Aim
Return the lines of the data starting at the line containing "y-tick-label: 400000 — [94, 362, 136, 375]" and ending at the line containing "y2-tick-label: 0.7 — [1095, 115, 1117, 131]", both included, unchanged. Should anything else come with them?

>> Begin Given information

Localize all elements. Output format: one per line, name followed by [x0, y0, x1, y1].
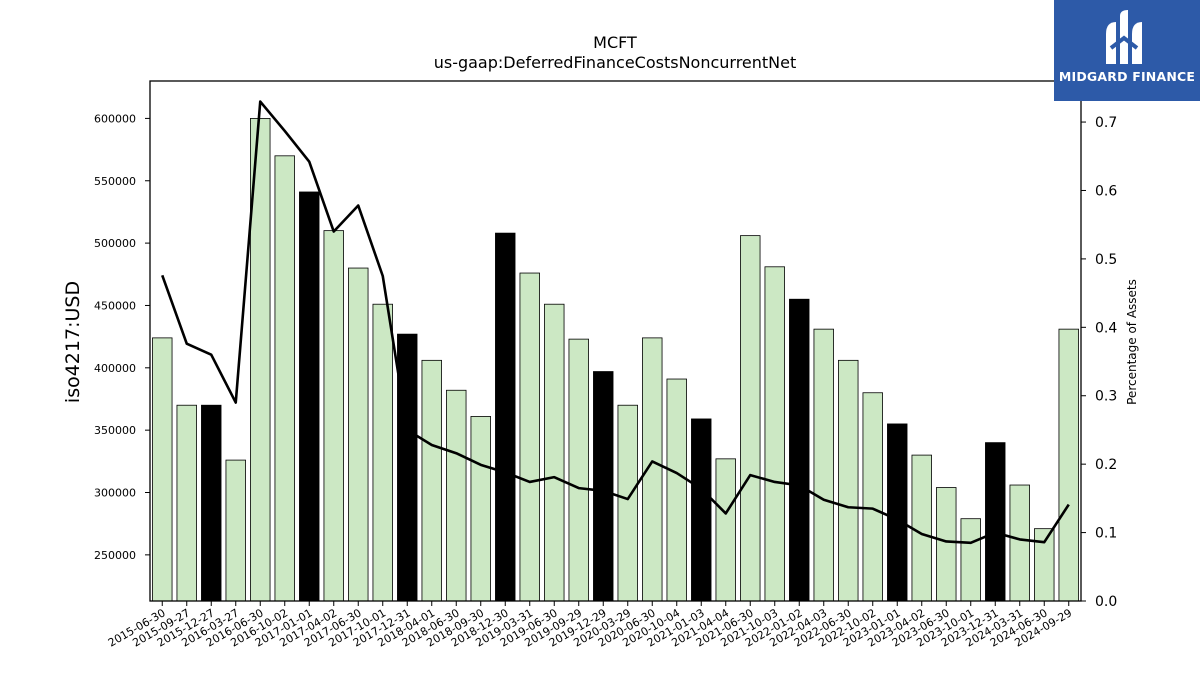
y-tick-label: 400000 — [94, 362, 136, 375]
bar-2019-12-29 — [593, 371, 614, 602]
bar-2017-10-01 — [372, 303, 393, 602]
bar-2024-09-29 — [1058, 328, 1079, 602]
bar-2021-10-03 — [764, 266, 785, 602]
series-line — [161, 100, 1070, 545]
axes-group: 250000 300000 350000 400000 450000 500000 5500… — [94, 80, 1117, 650]
bar-2017-04-02 — [323, 230, 344, 602]
y2-tick-label: 0.1 — [1095, 526, 1117, 542]
bar-2015-06-30 — [152, 337, 173, 602]
bar-2019-03-31 — [519, 272, 540, 602]
bar-2024-06-30 — [1034, 528, 1055, 602]
bar-2023-10-01 — [960, 518, 981, 602]
y2-tick-label: 0.2 — [1095, 457, 1117, 473]
bar-2017-01-01 — [299, 191, 320, 602]
bar-2018-09-30 — [470, 416, 491, 602]
bars-group — [152, 118, 1079, 602]
bar-2020-10-04 — [666, 378, 687, 602]
y2-tick-label: 0.7 — [1095, 115, 1117, 131]
bar-2023-01-01 — [887, 423, 908, 602]
bar-2019-09-29 — [568, 338, 589, 602]
chart-subtitle: us-gaap:DeferredFinanceCostsNoncurrentNe… — [434, 53, 797, 72]
bar-2021-01-03 — [691, 418, 712, 602]
plot-frame — [149, 80, 1082, 602]
bar-2022-01-02 — [789, 298, 810, 602]
y-tick-label: 300000 — [94, 487, 136, 500]
y2-tick-label: 0.4 — [1095, 320, 1117, 336]
bar-2022-06-30 — [838, 359, 859, 602]
bar-2018-04-01 — [421, 359, 442, 602]
line-group — [161, 100, 1070, 545]
bar-2023-12-31 — [985, 442, 1006, 602]
y-tick-label: 450000 — [94, 299, 136, 312]
bar-2016-10-02 — [274, 155, 295, 602]
bar-2021-04-04 — [715, 458, 736, 602]
bar-2017-12-31 — [397, 333, 418, 602]
y-axis-label: iso4217:USD — [62, 281, 84, 403]
bar-2022-04-03 — [813, 328, 834, 602]
y2-tick-label: 0.5 — [1095, 252, 1117, 268]
logo-text: MIDGARD FINANCE — [1058, 69, 1196, 84]
y2-axis-label: Percentage of Assets — [1125, 279, 1139, 405]
bar-2022-10-02 — [862, 392, 883, 602]
bar-2021-06-30 — [740, 235, 761, 602]
bar-2023-04-02 — [911, 454, 932, 602]
logo: MIDGARD FINANCE — [1054, 0, 1200, 101]
y-tick-label: 550000 — [94, 175, 136, 188]
bar-2018-06-30 — [446, 389, 467, 602]
bar-2015-09-27 — [176, 404, 197, 602]
bar-2020-06-30 — [642, 337, 663, 602]
bar-2016-03-27 — [225, 459, 246, 602]
y-tick-label: 350000 — [94, 424, 136, 437]
bar-2023-06-30 — [936, 487, 957, 602]
y-tick-label: 250000 — [94, 549, 136, 562]
bar-2015-12-27 — [201, 404, 222, 602]
bar-2024-03-31 — [1009, 484, 1030, 602]
chart-title: MCFT — [593, 33, 637, 52]
bar-2020-03-29 — [617, 404, 638, 602]
bar-2019-06-30 — [544, 303, 565, 602]
y2-tick-label: 0.6 — [1095, 183, 1117, 199]
bar-2018-12-30 — [495, 232, 516, 602]
y-tick-label: 600000 — [94, 112, 136, 125]
bar-2017-06-30 — [348, 267, 369, 602]
y-tick-label: 500000 — [94, 237, 136, 250]
y2-tick-label: 0.0 — [1095, 594, 1117, 610]
midgard-logo-icon — [1106, 10, 1142, 64]
y2-tick-label: 0.3 — [1095, 389, 1117, 405]
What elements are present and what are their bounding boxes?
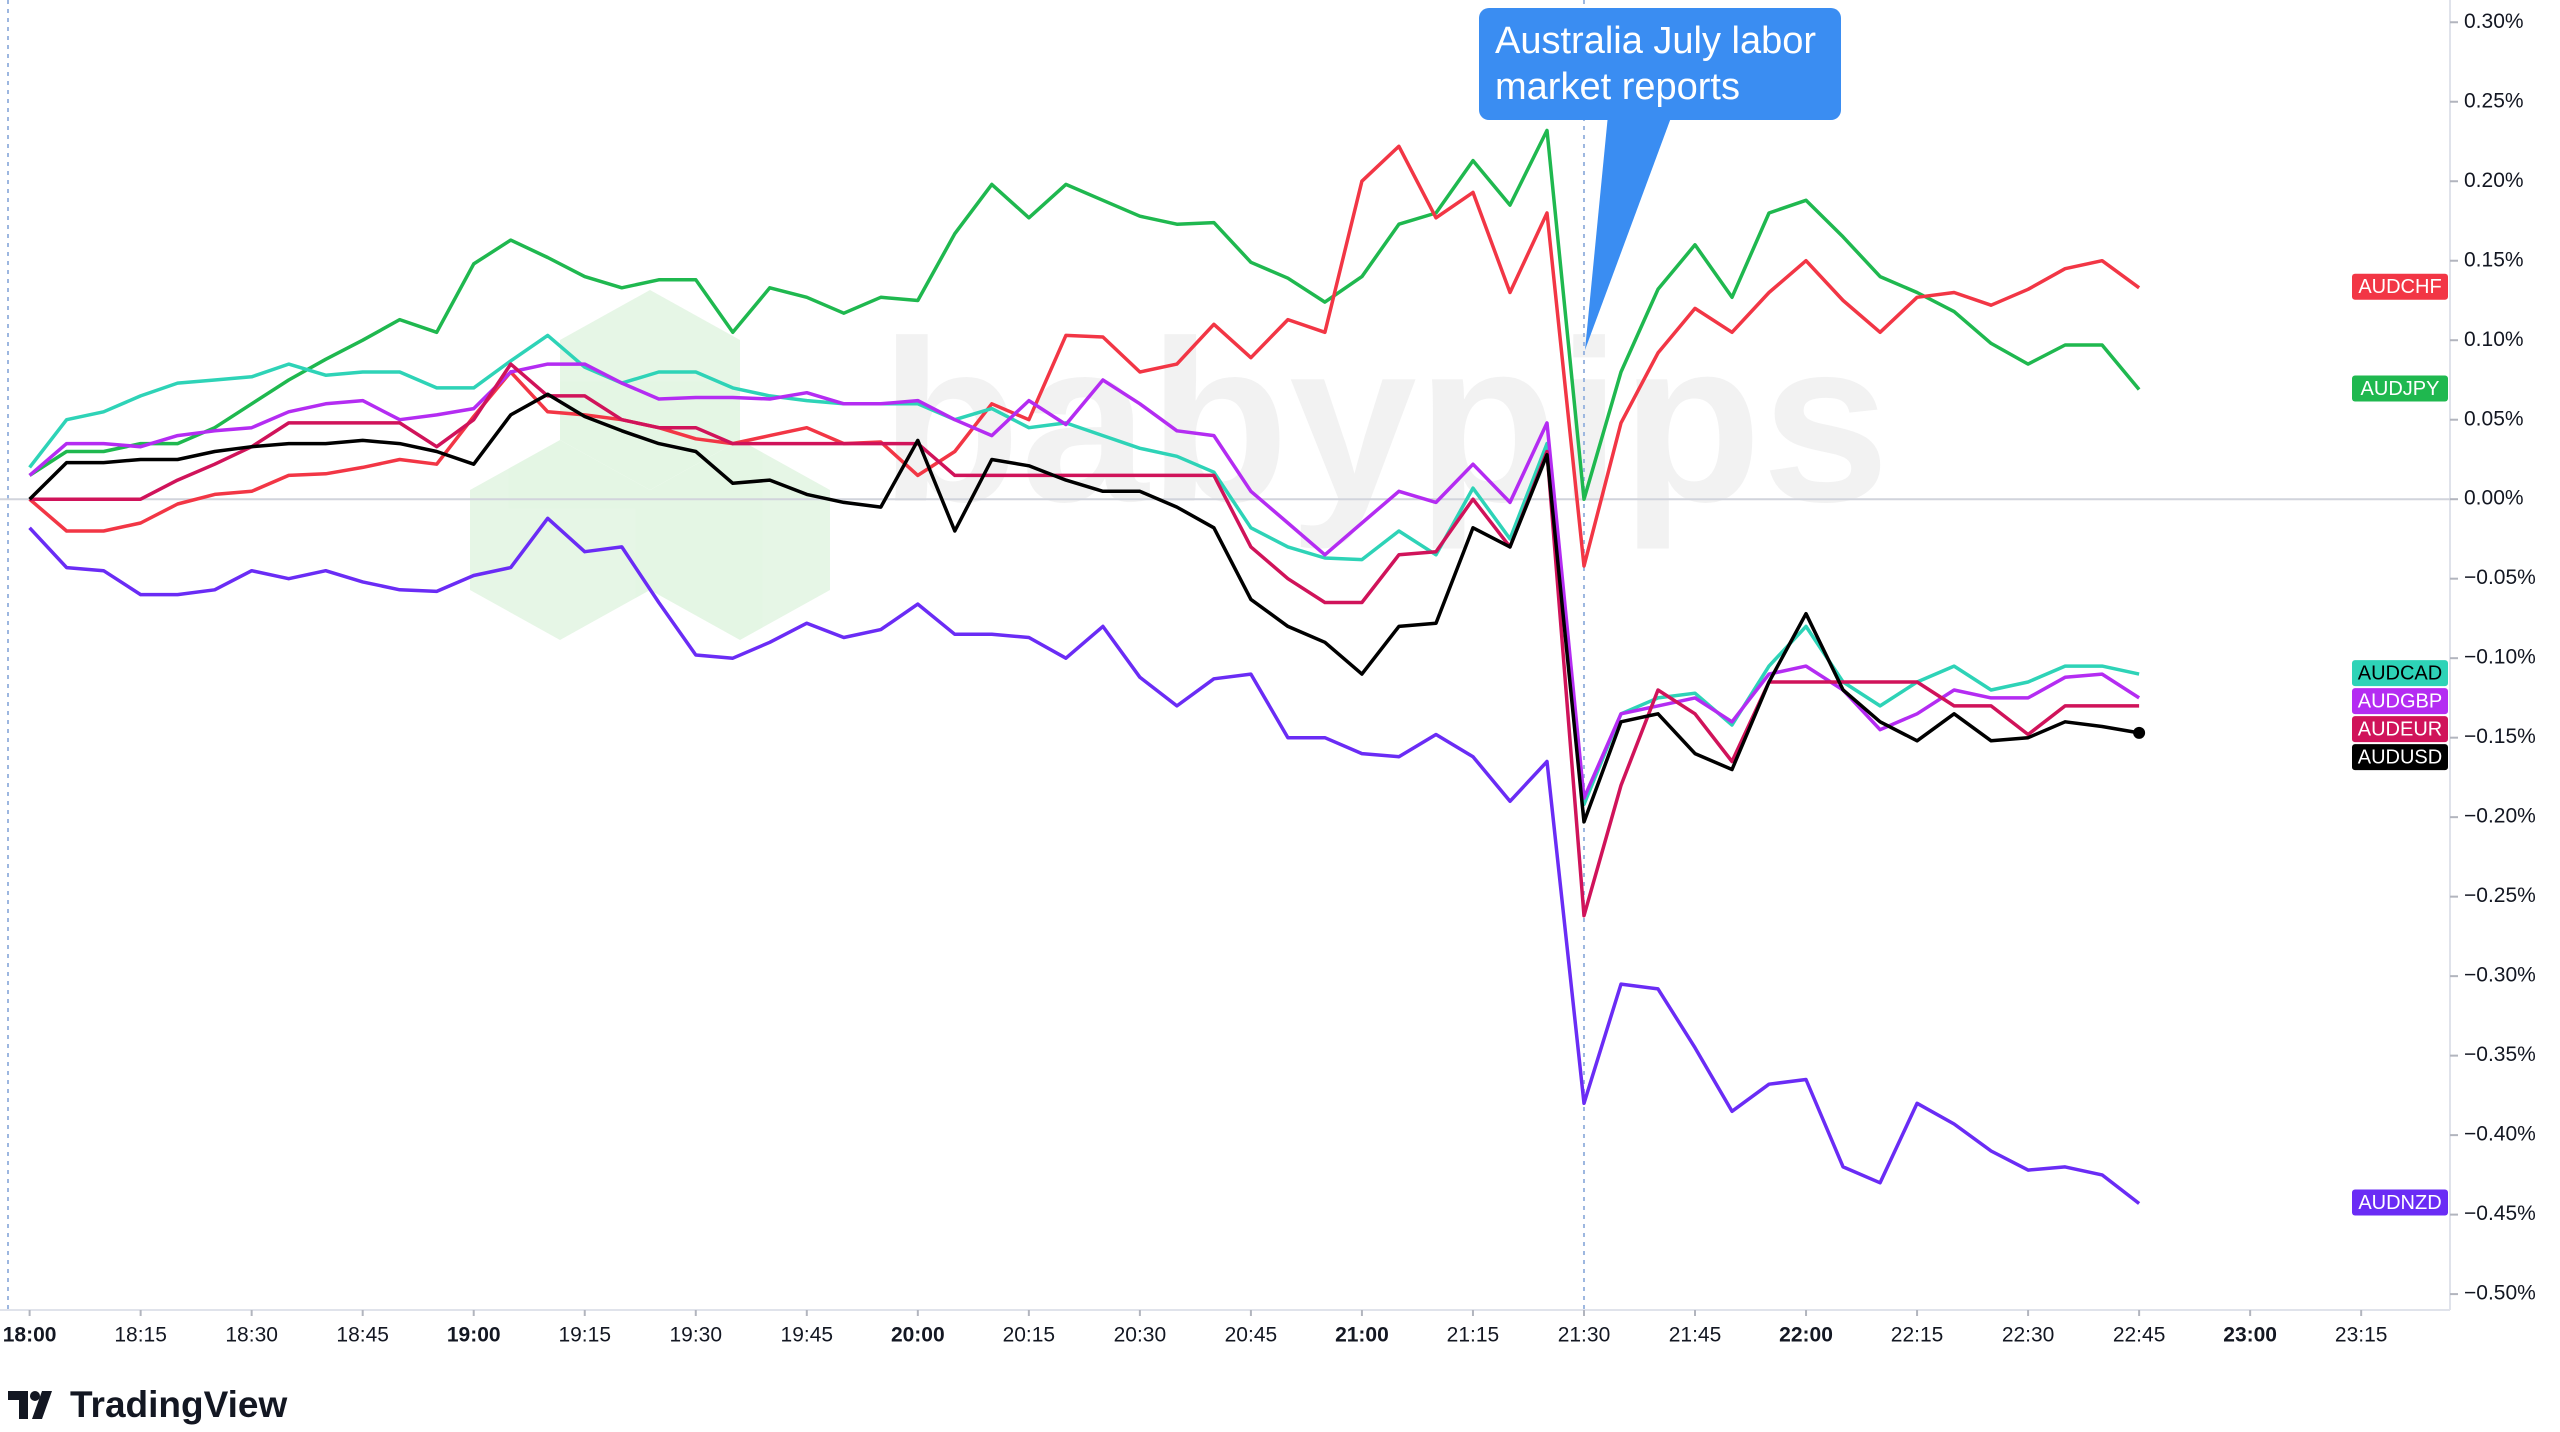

>> End Given information

Correct result
y-tick-label: 400000 — [94, 362, 136, 375]
bar-2019-12-29 — [593, 371, 614, 602]
bar-2017-10-01 — [372, 303, 393, 602]
bar-2024-09-29 — [1058, 328, 1079, 602]
bar-2021-10-03 — [764, 266, 785, 602]
series-line — [161, 100, 1070, 545]
axes-group: 250000 300000 350000 400000 450000 500000 5500… — [94, 80, 1117, 650]
bar-2017-04-02 — [323, 230, 344, 602]
y2-tick-label: 0.1 — [1095, 526, 1117, 542]
bar-2015-06-30 — [152, 337, 173, 602]
bar-2019-03-31 — [519, 272, 540, 602]
bar-2024-06-30 — [1034, 528, 1055, 602]
bar-2023-10-01 — [960, 518, 981, 602]
y2-tick-label: 0.2 — [1095, 457, 1117, 473]
bar-2017-01-01 — [299, 191, 320, 602]
bar-2018-09-30 — [470, 416, 491, 602]
bars-group — [152, 118, 1079, 602]
bar-2020-10-04 — [666, 378, 687, 602]
y2-tick-label: 0.7 — [1095, 115, 1117, 131]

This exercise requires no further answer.